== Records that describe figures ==
━━━━━━━━━━━━━━━━

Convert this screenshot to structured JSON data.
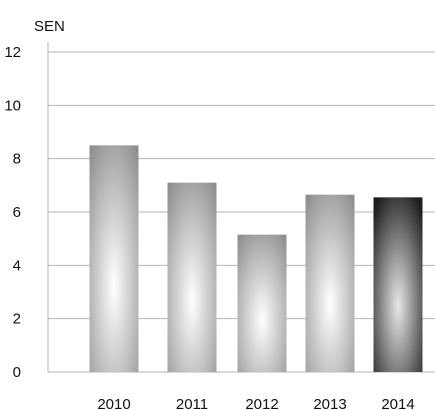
{
  "chart_data": {
    "type": "bar",
    "unit_label": "SEN",
    "categories": [
      "2010",
      "2011",
      "2012",
      "2013",
      "2014"
    ],
    "values": [
      8.5,
      7.1,
      5.15,
      6.65,
      6.55
    ],
    "ylim": [
      0,
      12
    ],
    "y_ticks": [
      "0",
      "2",
      "4",
      "6",
      "8",
      "10",
      "12"
    ],
    "grid": true,
    "bar_styles": [
      "silver",
      "silver",
      "silver",
      "silver",
      "dark"
    ],
    "colors": {
      "grid": "#b5b5b5",
      "silver_edge": "#8e8e8e",
      "silver_center": "#ffffff",
      "dark_edge": "#1f1f1f",
      "dark_center": "#e8e8e8"
    }
  }
}
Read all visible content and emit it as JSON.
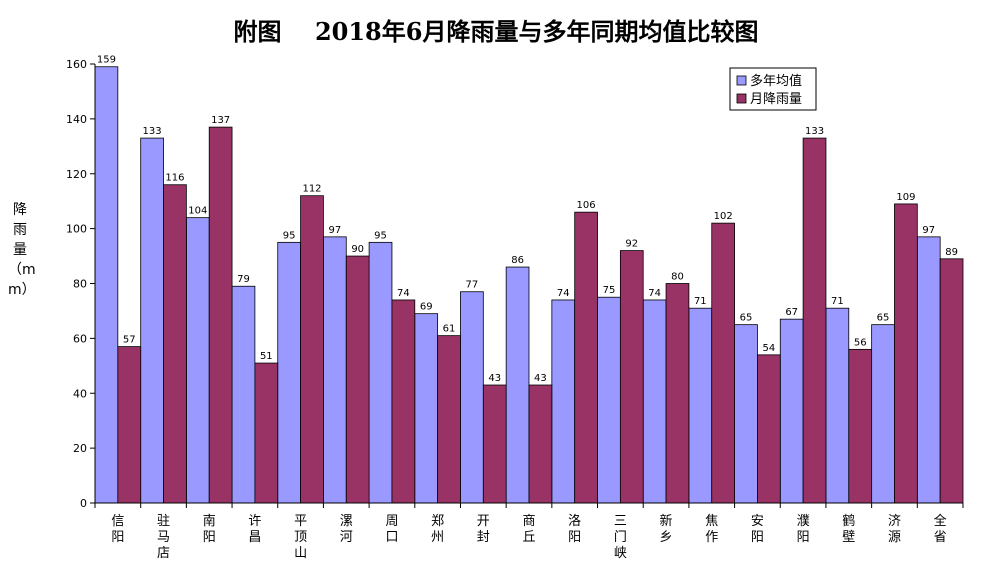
{
  "chart_data": {
    "type": "bar",
    "title": "附图    2018年6月降雨量与多年同期均值比较图",
    "ylabel": "降雨量（mm）",
    "xlabel": "",
    "ylim": [
      0,
      160
    ],
    "yticks": [
      0,
      20,
      40,
      60,
      80,
      100,
      120,
      140,
      160
    ],
    "grid": false,
    "legend": "top-right",
    "categories": [
      "信阳",
      "驻马店",
      "南阳",
      "许昌",
      "平顶山",
      "漯河",
      "周口",
      "郑州",
      "开封",
      "商丘",
      "洛阳",
      "三门峡",
      "新乡",
      "焦作",
      "安阳",
      "濮阳",
      "鹤壁",
      "济源",
      "全省"
    ],
    "series": [
      {
        "name": "多年均值",
        "color": "#9999ff",
        "values": [
          159,
          133,
          104,
          79,
          95,
          97,
          95,
          69,
          77,
          86,
          74,
          75,
          74,
          71,
          65,
          67,
          71,
          65,
          97
        ]
      },
      {
        "name": "月降雨量",
        "color": "#993366",
        "values": [
          57,
          116,
          137,
          51,
          112,
          90,
          74,
          61,
          43,
          43,
          106,
          92,
          80,
          102,
          54,
          133,
          56,
          109,
          89
        ]
      }
    ]
  }
}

━━━━━━━━━━━━━━━━

== Short task ==
Write the material out again exactly as it appears, dropping the pictures.

== Output of the exercise ==
Convert this screenshot to structured JSON data.
{
  "chart_data": {
    "type": "bar",
    "unit_label": "SEN",
    "categories": [
      "2010",
      "2011",
      "2012",
      "2013",
      "2014"
    ],
    "values": [
      8.5,
      7.1,
      5.15,
      6.65,
      6.55
    ],
    "ylim": [
      0,
      12
    ],
    "y_ticks": [
      "0",
      "2",
      "4",
      "6",
      "8",
      "10",
      "12"
    ],
    "grid": true,
    "bar_styles": [
      "silver",
      "silver",
      "silver",
      "silver",
      "dark"
    ],
    "colors": {
      "grid": "#b5b5b5",
      "silver_edge": "#8e8e8e",
      "silver_center": "#ffffff",
      "dark_edge": "#1f1f1f",
      "dark_center": "#e8e8e8"
    }
  }
}
Read all visible content and emit it as JSON.
{
  "chart_data": {
    "type": "bar",
    "title": "附图    2018年6月降雨量与多年同期均值比较图",
    "ylabel": "降雨量（mm）",
    "xlabel": "",
    "ylim": [
      0,
      160
    ],
    "yticks": [
      0,
      20,
      40,
      60,
      80,
      100,
      120,
      140,
      160
    ],
    "grid": false,
    "legend": "top-right",
    "categories": [
      "信阳",
      "驻马店",
      "南阳",
      "许昌",
      "平顶山",
      "漯河",
      "周口",
      "郑州",
      "开封",
      "商丘",
      "洛阳",
      "三门峡",
      "新乡",
      "焦作",
      "安阳",
      "濮阳",
      "鹤壁",
      "济源",
      "全省"
    ],
    "series": [
      {
        "name": "多年均值",
        "color": "#9999ff",
        "values": [
          159,
          133,
          104,
          79,
          95,
          97,
          95,
          69,
          77,
          86,
          74,
          75,
          74,
          71,
          65,
          67,
          71,
          65,
          97
        ]
      },
      {
        "name": "月降雨量",
        "color": "#993366",
        "values": [
          57,
          116,
          137,
          51,
          112,
          90,
          74,
          61,
          43,
          43,
          106,
          92,
          80,
          102,
          54,
          133,
          56,
          109,
          89
        ]
      }
    ]
  }
}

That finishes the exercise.